▶ _PROBLEM STATEMENT_:
How many lines in the entries below include the string "down"? Answer with the number only.
[RECORDS SHOWN start]
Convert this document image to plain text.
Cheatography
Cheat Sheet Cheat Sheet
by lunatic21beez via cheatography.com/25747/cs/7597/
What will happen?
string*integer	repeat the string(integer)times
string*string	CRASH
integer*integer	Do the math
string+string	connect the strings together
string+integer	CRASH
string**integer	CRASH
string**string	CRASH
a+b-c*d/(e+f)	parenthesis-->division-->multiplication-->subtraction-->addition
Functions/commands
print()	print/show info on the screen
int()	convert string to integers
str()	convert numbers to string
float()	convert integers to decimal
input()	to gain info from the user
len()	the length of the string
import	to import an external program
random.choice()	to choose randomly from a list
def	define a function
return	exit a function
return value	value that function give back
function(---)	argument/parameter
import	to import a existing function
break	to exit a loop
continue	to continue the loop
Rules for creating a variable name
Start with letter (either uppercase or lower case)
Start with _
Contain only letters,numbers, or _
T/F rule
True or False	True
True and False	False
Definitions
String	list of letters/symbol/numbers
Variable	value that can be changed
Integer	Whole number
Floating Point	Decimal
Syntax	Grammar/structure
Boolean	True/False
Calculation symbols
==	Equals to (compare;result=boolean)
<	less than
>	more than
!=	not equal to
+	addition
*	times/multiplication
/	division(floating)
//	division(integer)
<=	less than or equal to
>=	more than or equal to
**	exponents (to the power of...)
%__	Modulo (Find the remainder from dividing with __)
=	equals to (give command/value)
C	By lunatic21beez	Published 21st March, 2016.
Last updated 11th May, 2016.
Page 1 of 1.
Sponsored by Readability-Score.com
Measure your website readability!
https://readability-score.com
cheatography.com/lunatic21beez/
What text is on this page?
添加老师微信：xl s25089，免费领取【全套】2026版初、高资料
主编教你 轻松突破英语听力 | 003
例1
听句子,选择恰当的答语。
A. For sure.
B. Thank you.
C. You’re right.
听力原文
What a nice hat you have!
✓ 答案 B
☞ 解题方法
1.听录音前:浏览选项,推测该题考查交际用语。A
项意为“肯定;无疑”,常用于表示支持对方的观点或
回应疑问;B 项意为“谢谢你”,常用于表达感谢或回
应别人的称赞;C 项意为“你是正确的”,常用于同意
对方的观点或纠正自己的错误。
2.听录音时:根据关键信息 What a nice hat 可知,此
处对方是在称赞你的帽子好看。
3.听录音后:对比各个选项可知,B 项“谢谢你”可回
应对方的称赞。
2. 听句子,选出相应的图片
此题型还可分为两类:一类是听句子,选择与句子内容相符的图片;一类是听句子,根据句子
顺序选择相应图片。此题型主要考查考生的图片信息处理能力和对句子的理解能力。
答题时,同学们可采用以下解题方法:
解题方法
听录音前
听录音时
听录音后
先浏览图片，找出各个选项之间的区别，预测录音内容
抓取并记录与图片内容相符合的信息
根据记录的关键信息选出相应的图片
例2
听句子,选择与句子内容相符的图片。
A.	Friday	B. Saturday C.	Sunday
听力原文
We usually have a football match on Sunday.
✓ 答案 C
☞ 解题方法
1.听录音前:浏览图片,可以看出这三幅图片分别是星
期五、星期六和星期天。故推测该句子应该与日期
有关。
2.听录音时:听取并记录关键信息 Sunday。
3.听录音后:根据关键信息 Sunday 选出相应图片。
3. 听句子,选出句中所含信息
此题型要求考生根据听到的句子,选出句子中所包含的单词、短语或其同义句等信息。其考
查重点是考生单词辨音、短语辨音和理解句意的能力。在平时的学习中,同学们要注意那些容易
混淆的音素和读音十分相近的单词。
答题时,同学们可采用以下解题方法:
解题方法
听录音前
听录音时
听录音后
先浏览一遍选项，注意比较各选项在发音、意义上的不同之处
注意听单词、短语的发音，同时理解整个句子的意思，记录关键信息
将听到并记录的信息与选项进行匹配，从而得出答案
[RECORDS SHOWN end]
[RECORDS SHOWN start]
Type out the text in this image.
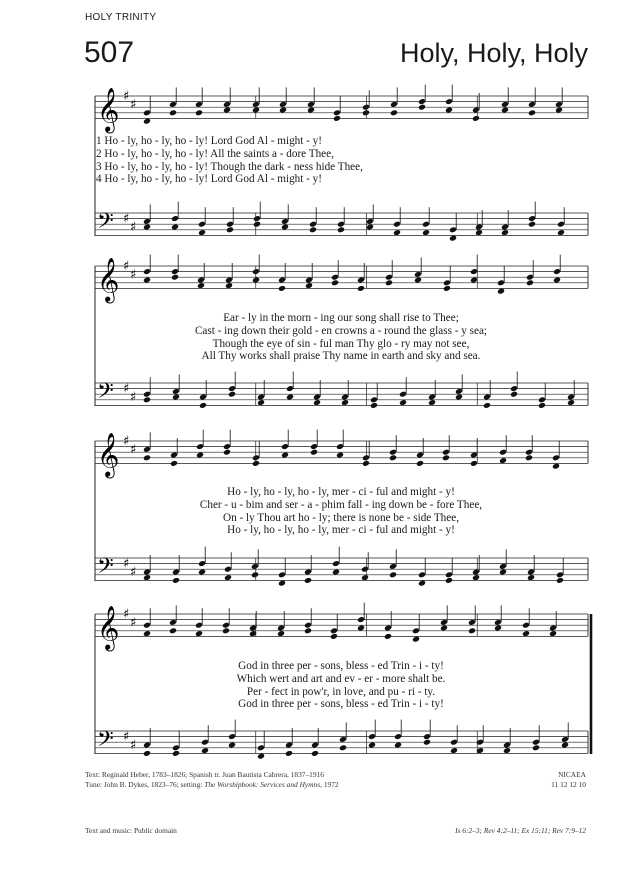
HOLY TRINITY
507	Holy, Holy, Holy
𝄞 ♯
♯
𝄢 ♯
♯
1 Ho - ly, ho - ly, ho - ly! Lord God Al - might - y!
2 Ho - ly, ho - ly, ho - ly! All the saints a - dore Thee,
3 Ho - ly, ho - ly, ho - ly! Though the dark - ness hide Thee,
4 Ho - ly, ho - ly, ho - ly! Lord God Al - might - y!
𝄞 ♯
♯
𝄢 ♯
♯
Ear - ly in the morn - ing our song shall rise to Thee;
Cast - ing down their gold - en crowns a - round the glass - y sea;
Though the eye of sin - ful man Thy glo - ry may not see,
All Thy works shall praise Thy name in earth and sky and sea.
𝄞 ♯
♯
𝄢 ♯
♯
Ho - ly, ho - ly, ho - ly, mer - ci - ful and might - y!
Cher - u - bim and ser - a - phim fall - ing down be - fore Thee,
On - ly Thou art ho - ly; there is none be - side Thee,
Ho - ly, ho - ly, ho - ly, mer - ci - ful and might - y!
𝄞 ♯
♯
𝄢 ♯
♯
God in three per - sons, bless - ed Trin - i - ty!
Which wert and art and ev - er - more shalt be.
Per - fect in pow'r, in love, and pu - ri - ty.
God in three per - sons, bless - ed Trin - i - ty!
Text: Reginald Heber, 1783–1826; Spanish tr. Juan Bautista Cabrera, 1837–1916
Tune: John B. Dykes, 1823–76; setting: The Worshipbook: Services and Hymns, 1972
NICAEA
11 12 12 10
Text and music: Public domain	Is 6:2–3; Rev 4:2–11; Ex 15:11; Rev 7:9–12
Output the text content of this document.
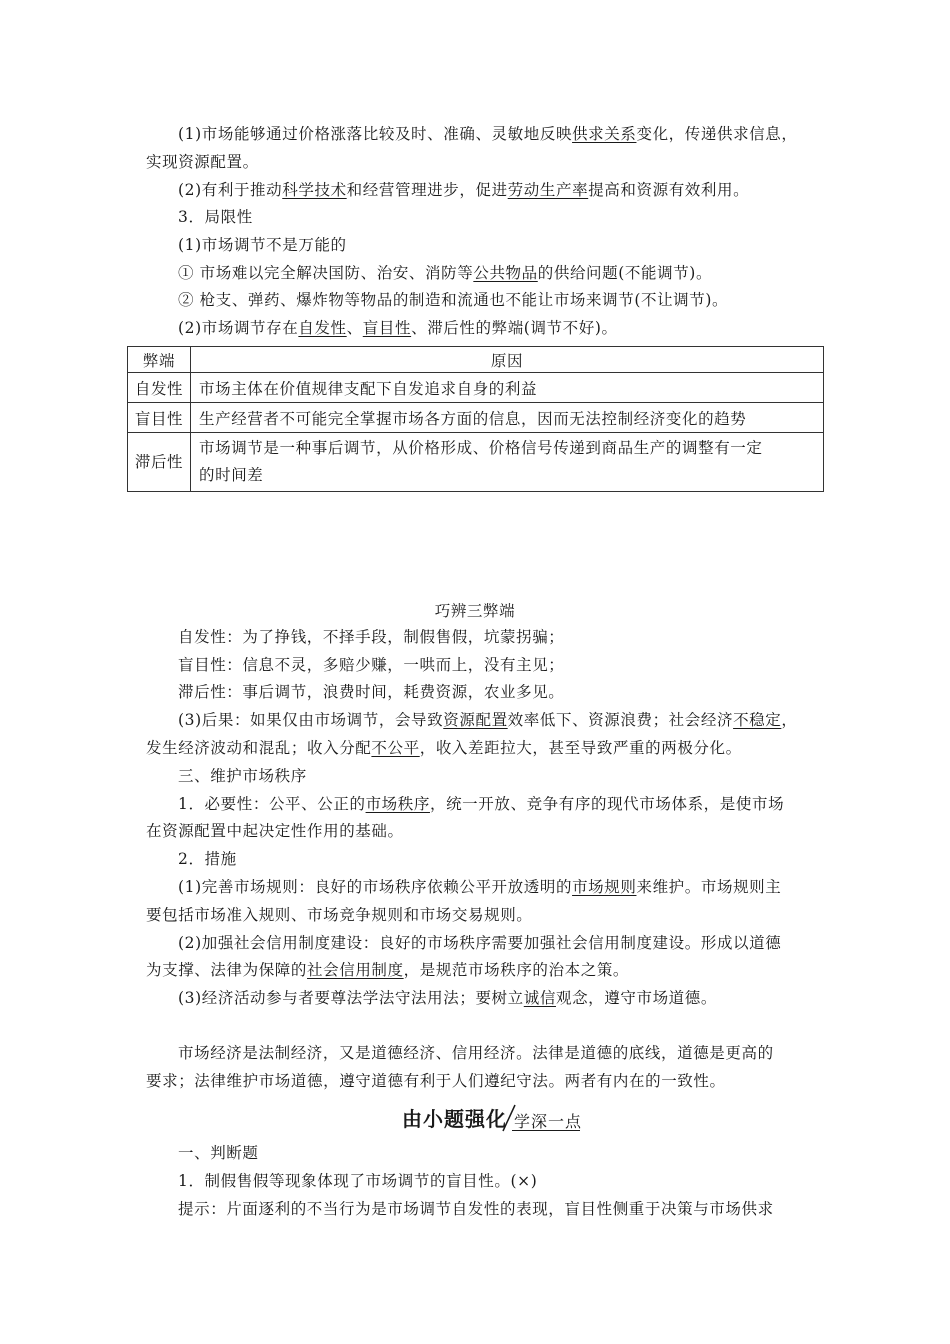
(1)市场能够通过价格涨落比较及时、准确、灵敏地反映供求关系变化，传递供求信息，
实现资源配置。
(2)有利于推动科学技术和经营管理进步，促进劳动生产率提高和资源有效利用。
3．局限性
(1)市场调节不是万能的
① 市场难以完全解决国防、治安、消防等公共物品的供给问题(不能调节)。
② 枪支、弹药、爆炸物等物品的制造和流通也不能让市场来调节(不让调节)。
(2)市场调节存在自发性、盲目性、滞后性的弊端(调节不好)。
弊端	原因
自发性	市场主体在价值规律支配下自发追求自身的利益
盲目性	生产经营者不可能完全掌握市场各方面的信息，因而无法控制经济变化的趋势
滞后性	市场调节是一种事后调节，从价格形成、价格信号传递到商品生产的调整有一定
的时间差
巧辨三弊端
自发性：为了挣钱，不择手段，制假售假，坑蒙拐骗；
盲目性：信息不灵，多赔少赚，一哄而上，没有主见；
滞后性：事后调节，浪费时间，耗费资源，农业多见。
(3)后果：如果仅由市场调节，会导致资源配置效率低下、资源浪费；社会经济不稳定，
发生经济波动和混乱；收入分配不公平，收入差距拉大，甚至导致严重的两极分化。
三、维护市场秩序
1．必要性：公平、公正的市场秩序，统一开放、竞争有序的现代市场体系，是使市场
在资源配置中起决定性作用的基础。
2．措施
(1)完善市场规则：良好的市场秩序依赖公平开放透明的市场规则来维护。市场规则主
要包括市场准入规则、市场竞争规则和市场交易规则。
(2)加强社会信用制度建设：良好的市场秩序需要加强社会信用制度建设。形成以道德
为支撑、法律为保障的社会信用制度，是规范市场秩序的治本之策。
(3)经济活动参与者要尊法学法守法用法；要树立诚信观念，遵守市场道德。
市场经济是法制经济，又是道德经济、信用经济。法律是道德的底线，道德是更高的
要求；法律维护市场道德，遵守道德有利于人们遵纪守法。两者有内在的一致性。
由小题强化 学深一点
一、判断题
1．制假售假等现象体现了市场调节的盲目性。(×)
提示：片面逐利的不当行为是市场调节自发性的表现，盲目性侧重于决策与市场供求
[RECORDS SHOWN end]
▶ _COMPLETE RESPONSE_:
2